§ **Do this**
How many lines in the listing below include the word "image"? Answer with the number and nothing else.

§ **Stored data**
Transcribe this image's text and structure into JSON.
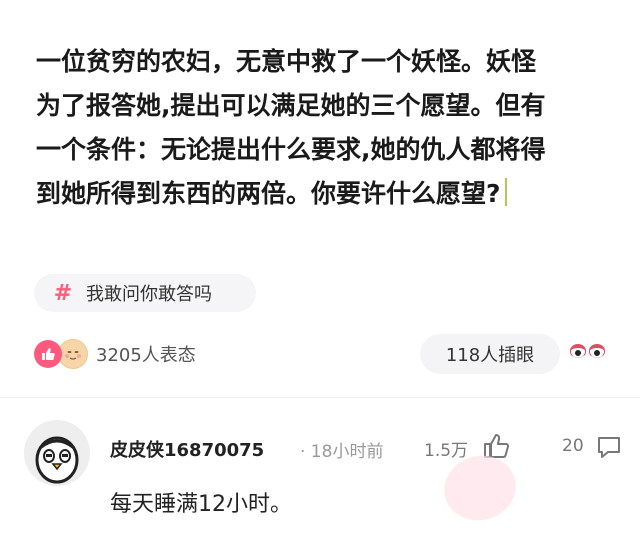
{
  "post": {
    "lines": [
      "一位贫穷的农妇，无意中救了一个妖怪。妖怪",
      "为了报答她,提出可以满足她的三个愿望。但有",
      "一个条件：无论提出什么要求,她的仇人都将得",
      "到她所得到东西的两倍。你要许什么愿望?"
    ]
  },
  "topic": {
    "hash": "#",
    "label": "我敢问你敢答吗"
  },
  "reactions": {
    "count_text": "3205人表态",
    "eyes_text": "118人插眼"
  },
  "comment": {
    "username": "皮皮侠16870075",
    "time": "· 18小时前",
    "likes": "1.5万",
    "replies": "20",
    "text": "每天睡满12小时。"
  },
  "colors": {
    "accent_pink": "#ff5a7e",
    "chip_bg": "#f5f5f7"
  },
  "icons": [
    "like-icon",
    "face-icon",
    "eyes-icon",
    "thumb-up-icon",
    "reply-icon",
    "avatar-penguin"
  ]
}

* * *

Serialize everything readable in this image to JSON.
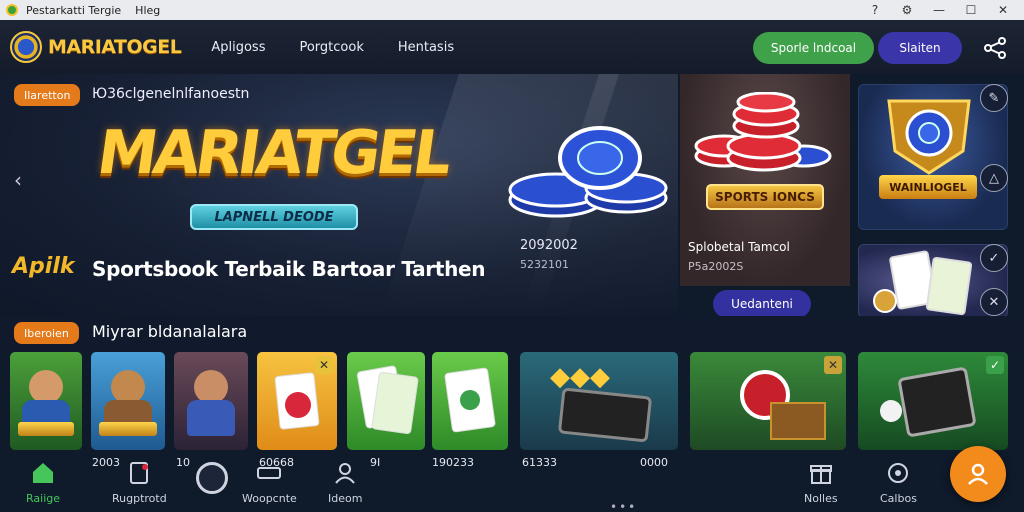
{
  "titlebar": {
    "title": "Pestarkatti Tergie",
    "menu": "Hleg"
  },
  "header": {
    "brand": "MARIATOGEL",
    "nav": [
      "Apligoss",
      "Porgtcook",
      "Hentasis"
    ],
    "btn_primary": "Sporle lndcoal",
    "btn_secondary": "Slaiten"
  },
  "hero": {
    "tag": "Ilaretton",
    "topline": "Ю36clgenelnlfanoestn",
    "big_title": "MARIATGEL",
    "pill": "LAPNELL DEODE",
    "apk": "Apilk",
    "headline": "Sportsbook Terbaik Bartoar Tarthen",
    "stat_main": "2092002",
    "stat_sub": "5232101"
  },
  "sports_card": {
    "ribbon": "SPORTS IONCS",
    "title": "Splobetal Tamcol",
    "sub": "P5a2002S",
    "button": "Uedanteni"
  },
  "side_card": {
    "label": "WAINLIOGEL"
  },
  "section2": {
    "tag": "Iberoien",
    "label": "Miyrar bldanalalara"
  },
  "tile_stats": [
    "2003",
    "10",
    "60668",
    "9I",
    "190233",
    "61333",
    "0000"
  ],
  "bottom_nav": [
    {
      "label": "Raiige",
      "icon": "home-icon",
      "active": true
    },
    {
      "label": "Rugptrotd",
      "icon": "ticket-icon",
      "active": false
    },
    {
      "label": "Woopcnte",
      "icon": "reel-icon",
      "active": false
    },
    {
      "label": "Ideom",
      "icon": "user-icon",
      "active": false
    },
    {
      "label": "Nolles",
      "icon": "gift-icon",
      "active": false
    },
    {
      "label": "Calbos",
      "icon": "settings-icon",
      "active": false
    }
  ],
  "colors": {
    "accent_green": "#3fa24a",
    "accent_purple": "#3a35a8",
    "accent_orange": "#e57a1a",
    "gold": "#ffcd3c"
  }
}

* * *

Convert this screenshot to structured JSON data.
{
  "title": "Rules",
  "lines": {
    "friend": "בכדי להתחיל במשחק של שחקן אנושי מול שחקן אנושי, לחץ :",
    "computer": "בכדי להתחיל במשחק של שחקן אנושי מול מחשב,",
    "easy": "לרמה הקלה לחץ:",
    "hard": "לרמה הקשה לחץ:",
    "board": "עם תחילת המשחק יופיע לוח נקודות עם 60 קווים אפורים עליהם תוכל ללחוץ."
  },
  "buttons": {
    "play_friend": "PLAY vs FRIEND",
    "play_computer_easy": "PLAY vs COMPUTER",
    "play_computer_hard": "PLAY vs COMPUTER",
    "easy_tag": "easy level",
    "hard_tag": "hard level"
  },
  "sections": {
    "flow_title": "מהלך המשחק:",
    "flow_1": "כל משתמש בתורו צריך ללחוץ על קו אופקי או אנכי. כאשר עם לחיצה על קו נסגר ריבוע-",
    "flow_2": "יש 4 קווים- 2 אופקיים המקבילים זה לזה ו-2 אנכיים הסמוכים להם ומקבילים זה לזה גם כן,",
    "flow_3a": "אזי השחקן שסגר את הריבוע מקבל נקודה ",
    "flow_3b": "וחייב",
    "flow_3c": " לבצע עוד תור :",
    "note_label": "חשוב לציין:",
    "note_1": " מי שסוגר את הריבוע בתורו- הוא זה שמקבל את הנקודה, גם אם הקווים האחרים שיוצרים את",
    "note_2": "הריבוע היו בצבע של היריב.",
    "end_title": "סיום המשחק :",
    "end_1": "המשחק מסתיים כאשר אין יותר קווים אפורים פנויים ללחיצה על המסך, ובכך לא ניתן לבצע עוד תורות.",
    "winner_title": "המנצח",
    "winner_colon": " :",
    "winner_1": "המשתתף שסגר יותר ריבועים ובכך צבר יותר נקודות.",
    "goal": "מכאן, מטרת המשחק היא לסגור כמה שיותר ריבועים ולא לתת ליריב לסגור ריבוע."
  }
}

§ **Worked solution**
2